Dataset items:

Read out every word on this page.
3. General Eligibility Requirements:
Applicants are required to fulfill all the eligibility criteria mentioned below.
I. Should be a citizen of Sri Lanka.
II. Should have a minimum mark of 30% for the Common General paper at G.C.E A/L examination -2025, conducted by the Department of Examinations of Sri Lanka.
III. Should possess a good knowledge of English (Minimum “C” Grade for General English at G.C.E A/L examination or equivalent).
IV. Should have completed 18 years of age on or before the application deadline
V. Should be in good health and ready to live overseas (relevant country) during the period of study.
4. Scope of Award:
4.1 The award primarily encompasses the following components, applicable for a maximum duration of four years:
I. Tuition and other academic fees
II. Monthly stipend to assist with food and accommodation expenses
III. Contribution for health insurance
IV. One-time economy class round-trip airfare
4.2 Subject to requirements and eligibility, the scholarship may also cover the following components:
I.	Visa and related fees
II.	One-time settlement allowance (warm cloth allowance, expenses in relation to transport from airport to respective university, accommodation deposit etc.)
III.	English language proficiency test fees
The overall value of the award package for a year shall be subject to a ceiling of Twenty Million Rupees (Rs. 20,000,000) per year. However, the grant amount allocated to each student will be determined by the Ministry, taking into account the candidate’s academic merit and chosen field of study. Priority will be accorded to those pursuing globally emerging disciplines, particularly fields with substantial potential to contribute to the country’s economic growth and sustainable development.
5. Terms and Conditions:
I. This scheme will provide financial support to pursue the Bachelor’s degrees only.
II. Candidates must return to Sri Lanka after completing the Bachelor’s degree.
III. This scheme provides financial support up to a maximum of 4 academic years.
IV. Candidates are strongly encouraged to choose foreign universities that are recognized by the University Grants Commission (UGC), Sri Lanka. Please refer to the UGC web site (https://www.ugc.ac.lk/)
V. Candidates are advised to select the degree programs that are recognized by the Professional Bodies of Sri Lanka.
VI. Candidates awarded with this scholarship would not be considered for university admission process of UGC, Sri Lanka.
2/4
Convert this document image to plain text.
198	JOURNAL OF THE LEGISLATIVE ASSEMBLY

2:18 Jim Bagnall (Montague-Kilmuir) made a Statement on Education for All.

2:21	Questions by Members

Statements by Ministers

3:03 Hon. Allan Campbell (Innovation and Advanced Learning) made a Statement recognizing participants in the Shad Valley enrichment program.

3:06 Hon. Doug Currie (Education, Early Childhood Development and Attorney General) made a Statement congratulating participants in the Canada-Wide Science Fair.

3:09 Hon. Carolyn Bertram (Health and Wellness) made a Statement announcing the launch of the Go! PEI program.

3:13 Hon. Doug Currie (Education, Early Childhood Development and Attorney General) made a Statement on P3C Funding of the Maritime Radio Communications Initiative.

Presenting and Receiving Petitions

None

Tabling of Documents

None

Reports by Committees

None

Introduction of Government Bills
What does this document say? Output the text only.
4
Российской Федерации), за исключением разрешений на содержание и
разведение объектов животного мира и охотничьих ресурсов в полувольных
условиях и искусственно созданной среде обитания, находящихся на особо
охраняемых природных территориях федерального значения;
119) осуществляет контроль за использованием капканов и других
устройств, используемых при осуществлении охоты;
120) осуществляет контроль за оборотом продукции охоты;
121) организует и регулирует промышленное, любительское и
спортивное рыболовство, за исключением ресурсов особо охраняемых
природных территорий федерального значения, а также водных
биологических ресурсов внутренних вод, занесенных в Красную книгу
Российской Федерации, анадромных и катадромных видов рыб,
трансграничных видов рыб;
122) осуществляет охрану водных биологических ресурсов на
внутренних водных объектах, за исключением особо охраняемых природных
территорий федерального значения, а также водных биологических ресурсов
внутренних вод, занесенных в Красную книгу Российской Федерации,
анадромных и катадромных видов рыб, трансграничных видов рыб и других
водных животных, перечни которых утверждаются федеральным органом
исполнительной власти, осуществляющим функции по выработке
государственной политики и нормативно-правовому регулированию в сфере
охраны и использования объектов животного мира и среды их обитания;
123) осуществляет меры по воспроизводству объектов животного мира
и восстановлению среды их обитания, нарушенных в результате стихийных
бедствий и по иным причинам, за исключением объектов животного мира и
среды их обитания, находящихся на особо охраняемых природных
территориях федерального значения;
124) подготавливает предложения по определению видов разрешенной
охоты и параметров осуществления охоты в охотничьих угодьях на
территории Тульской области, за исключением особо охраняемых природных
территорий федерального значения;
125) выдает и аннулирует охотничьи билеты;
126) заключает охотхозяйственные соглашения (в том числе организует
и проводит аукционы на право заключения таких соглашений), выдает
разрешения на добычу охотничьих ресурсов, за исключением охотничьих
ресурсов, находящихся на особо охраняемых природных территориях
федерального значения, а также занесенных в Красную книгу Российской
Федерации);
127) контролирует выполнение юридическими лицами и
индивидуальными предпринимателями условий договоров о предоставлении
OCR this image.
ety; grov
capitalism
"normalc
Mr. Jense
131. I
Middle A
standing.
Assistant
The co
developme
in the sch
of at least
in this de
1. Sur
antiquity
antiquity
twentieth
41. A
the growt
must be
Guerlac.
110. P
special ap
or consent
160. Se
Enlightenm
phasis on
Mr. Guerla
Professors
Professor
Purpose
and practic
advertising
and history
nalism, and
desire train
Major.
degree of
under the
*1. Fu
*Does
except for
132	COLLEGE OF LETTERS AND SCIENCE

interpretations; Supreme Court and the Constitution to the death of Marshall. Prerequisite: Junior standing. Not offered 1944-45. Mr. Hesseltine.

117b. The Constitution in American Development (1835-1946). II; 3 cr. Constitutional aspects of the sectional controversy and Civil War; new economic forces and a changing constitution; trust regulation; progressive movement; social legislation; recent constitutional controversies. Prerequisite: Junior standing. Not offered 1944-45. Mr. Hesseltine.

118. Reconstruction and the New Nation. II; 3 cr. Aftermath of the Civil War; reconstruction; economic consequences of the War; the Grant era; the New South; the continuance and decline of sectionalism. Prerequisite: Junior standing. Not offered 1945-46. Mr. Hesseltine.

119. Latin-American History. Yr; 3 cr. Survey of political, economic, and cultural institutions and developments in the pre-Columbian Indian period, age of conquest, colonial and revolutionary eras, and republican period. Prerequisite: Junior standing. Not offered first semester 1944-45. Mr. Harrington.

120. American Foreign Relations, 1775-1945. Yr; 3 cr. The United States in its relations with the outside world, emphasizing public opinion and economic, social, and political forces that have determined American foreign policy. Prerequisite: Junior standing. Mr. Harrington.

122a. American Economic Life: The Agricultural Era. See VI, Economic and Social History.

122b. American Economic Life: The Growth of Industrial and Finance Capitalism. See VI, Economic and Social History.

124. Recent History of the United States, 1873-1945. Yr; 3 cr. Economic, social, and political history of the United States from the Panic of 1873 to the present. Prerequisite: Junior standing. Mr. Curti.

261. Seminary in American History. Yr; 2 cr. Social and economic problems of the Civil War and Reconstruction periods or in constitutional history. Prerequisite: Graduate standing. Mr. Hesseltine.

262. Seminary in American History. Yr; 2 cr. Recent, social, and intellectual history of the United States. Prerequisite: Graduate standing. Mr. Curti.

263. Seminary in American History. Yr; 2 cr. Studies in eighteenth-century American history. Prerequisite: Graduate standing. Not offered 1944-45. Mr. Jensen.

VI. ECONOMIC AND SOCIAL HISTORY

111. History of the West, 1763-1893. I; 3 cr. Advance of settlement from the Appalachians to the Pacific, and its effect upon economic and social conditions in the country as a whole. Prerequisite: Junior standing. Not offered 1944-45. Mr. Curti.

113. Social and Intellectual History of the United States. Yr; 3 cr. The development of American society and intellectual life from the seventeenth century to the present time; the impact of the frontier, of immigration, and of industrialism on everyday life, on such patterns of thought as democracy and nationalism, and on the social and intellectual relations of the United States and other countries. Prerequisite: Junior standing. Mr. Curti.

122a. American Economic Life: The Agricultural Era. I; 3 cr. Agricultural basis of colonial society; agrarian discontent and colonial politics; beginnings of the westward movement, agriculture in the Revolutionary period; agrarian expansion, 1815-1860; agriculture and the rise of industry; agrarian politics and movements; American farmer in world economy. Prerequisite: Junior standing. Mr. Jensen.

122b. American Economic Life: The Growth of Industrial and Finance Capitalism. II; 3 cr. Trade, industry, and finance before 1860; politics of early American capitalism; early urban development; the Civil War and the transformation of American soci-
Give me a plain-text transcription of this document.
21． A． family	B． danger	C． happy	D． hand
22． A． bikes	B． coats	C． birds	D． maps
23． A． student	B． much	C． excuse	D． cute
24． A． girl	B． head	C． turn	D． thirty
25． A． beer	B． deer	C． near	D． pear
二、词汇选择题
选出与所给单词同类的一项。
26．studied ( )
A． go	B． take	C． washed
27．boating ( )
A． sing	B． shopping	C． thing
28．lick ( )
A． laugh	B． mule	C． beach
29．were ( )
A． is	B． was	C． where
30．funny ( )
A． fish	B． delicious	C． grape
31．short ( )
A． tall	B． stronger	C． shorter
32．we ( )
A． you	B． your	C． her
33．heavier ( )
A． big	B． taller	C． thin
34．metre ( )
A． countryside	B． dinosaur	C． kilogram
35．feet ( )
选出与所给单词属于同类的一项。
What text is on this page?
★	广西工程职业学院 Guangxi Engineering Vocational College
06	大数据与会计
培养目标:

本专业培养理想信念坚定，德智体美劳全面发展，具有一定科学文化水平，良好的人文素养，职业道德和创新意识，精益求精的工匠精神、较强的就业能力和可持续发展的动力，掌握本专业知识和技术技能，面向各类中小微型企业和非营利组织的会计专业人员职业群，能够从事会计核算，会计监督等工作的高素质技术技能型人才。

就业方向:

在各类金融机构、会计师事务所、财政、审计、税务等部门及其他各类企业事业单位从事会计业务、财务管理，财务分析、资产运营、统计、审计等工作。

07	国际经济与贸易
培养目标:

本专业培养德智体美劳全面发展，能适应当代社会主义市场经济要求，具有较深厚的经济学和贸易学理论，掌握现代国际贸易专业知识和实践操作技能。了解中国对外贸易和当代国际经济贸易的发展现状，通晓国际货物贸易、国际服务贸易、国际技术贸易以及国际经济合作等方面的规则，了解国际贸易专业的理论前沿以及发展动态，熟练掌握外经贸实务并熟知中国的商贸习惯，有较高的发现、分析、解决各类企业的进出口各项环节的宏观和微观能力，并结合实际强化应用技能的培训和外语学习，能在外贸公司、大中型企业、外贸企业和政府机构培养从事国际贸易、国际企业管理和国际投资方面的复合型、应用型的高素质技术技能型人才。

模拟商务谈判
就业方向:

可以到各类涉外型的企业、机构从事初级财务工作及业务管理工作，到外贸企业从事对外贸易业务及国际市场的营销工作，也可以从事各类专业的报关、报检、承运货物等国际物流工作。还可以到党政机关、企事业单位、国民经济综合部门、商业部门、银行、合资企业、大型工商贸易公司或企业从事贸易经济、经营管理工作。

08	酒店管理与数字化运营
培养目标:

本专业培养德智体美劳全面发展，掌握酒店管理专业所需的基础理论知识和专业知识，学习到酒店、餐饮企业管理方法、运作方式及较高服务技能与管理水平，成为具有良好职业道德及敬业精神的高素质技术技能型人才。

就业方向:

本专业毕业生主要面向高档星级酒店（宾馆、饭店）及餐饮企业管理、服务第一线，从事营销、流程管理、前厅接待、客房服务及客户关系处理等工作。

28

What to do
Find every line in the listing that holds the string "Currie", then say how many there are as a bare number.

Written answer
2